The request
Where a line holds the string "ญหาย", return that line.

'''

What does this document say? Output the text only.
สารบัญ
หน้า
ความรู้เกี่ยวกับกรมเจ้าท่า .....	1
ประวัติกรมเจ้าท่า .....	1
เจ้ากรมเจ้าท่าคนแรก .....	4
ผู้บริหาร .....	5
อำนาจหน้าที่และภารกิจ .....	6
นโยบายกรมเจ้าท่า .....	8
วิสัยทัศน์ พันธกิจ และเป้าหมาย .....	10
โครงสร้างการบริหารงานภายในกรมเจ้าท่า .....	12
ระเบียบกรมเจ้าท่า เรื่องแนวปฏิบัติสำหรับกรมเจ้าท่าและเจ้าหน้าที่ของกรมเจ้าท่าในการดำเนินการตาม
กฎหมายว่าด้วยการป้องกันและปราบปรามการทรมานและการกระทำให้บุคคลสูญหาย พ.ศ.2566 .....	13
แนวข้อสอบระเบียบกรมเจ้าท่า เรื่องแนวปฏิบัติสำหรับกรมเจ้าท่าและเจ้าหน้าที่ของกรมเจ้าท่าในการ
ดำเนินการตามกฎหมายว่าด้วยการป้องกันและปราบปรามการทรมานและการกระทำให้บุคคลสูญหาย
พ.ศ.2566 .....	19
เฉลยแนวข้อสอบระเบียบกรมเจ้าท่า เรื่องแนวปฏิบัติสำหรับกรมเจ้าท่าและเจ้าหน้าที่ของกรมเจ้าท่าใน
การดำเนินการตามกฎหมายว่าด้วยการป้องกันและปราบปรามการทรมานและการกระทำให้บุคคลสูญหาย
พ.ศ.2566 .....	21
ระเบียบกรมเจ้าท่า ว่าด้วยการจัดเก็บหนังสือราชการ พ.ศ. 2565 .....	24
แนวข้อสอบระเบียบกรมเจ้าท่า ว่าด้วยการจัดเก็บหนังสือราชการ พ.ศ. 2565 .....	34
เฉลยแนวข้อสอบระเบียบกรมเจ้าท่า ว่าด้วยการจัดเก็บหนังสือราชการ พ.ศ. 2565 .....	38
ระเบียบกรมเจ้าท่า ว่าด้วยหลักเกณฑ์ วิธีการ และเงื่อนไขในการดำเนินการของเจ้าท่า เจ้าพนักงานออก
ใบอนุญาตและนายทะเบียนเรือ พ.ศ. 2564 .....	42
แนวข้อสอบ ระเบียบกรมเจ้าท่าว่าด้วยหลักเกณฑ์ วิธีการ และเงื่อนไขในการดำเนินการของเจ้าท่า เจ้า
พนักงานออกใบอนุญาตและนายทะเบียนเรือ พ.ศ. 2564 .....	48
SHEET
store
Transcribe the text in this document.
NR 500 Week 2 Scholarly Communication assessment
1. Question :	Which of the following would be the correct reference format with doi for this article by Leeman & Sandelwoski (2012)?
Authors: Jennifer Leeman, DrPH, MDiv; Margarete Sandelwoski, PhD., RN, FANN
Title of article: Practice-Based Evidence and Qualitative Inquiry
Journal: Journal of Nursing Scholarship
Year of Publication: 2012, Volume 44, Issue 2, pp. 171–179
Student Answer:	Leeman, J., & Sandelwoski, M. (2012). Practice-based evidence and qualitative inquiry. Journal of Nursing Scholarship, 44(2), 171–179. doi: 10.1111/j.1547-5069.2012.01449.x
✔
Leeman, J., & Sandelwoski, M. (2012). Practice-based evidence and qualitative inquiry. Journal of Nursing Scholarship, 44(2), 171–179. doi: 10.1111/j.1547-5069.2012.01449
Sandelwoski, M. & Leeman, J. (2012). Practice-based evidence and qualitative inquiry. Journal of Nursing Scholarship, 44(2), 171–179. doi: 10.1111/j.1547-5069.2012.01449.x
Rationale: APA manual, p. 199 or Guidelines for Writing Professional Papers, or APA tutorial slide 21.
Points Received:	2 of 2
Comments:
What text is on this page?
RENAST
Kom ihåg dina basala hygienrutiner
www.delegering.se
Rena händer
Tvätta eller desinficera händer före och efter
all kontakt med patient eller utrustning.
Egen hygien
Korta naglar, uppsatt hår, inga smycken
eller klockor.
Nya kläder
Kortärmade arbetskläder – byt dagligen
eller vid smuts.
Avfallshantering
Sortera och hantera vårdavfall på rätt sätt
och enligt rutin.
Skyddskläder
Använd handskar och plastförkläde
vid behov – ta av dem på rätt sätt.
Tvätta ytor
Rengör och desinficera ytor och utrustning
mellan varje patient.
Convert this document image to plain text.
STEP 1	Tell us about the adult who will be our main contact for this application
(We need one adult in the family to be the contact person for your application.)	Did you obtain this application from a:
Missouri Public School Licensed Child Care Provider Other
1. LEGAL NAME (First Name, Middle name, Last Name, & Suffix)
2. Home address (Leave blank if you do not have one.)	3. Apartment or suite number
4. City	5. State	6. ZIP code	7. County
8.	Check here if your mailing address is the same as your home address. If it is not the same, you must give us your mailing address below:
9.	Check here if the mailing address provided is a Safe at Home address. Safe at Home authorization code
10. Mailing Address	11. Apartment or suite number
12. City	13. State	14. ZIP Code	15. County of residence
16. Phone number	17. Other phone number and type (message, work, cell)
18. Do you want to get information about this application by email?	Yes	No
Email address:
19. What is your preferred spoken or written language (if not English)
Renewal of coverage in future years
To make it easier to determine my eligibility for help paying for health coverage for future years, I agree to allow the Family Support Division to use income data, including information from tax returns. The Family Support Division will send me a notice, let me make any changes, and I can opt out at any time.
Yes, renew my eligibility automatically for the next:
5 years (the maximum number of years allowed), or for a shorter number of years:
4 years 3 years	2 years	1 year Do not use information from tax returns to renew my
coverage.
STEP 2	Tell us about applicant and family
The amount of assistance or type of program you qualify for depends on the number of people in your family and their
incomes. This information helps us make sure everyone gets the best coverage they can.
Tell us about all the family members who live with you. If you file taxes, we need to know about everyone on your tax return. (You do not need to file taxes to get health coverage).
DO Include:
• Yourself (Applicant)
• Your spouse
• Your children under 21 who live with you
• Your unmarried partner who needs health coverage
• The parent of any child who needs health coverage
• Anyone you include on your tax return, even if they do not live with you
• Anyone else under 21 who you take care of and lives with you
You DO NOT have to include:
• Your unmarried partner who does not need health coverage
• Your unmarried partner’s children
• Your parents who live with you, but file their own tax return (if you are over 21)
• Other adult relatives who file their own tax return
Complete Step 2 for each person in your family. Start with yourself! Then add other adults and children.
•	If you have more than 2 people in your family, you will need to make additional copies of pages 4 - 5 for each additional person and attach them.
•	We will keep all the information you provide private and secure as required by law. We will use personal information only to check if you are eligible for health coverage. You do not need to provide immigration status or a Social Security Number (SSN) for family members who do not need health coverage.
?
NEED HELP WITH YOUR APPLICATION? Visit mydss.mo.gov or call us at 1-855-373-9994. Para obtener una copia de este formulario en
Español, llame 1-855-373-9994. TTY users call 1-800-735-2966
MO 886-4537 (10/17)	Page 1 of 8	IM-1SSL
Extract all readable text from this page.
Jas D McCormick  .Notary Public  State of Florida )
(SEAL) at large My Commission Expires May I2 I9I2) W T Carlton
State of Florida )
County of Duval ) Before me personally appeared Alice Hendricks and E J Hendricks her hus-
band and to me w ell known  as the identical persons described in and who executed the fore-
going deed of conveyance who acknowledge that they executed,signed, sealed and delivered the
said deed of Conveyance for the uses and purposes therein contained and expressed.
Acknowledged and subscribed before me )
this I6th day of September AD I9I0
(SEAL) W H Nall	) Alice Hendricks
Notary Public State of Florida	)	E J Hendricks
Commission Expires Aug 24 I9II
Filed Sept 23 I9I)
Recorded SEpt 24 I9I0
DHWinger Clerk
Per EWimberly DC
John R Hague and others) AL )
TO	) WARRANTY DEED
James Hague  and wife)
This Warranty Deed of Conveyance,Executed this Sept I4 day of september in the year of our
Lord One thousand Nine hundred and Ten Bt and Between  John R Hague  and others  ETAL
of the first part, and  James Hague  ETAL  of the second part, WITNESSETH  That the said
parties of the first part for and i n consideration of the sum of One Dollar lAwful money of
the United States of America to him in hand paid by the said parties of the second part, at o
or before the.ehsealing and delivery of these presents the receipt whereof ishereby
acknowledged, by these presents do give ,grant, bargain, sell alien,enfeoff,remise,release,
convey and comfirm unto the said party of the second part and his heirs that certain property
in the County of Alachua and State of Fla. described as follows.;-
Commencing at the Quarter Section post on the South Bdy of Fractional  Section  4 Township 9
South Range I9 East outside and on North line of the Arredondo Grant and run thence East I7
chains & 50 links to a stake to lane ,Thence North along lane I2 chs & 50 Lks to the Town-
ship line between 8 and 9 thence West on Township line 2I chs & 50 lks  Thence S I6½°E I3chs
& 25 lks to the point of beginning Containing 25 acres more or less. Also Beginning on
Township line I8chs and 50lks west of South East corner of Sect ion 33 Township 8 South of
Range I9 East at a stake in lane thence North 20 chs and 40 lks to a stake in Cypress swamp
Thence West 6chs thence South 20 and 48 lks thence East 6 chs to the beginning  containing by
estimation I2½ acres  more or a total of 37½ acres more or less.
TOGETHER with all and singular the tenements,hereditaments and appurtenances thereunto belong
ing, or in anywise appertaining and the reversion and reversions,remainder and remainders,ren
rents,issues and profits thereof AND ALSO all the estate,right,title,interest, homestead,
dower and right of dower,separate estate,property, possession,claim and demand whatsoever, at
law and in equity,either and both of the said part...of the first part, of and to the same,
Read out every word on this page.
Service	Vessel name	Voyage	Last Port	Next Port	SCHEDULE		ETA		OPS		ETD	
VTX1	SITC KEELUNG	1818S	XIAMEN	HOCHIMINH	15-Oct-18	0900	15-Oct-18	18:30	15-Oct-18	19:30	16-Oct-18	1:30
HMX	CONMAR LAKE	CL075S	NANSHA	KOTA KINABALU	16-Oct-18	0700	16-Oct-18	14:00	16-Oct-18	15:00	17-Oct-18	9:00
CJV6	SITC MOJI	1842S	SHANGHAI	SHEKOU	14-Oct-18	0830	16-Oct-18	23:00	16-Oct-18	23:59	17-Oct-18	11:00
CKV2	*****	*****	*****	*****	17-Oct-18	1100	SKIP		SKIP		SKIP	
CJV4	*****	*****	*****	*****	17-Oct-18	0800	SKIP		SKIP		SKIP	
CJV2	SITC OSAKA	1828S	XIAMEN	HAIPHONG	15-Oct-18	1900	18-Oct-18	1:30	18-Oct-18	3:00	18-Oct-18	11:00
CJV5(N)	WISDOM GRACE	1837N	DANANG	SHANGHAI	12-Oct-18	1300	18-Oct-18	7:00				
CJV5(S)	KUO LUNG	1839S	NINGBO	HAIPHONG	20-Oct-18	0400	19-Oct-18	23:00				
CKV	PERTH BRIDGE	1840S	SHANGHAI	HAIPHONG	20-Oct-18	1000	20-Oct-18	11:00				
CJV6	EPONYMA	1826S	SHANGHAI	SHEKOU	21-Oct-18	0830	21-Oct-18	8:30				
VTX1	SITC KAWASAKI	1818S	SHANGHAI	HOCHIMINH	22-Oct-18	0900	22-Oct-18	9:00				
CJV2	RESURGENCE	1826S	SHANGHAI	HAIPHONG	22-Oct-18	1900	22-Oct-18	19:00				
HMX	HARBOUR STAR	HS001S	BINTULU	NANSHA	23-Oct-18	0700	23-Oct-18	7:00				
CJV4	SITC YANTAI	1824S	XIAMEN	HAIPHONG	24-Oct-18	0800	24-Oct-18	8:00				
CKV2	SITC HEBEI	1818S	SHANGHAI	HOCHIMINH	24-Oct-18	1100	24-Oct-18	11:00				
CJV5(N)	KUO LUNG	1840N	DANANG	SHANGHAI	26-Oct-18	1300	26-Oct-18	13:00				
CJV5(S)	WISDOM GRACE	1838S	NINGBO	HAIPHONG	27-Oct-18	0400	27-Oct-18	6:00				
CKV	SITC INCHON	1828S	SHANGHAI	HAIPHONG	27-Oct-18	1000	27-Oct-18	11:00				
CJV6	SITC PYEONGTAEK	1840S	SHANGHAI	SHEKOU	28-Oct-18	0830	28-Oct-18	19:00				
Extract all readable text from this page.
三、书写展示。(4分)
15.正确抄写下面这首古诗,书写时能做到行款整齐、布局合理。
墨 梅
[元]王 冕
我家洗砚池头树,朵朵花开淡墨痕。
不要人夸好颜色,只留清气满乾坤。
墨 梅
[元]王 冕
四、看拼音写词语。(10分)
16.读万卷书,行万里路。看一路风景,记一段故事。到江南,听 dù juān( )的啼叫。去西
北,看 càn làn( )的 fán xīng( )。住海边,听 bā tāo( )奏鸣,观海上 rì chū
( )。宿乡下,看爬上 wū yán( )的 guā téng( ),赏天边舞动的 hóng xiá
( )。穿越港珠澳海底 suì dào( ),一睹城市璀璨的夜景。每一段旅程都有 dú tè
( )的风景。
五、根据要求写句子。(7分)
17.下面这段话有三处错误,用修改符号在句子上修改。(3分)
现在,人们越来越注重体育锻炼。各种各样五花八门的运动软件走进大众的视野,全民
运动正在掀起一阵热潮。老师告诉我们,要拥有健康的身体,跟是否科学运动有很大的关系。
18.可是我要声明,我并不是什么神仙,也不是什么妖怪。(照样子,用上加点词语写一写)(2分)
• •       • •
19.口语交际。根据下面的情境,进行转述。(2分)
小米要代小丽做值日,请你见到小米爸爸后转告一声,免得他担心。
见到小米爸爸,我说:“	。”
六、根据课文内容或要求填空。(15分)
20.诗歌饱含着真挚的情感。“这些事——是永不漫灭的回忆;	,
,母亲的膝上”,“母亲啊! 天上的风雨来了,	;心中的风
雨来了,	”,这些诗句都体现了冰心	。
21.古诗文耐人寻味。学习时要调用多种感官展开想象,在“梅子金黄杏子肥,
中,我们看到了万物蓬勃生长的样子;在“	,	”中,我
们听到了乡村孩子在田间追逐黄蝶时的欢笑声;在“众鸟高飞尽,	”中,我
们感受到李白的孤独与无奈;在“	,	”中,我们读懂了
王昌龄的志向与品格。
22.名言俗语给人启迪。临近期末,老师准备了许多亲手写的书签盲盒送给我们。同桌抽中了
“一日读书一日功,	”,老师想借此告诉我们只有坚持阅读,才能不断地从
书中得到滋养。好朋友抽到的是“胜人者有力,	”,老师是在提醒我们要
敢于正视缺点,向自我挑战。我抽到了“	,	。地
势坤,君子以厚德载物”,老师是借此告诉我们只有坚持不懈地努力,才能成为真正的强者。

'''

Response
กฎหมายว่าด้วยการป้องกันและปราบปรามการทรมานและการกระทำให้บุคคลสูญหาย พ.ศ.2566 .....	13
ดำเนินการตามกฎหมายว่าด้วยการป้องกันและปราบปรามการทรมานและการกระทำให้บุคคลสูญหาย
การดำเนินการตามกฎหมายว่าด้วยการป้องกันและปราบปรามการทรมานและการกระทำให้บุคคลสูญหาย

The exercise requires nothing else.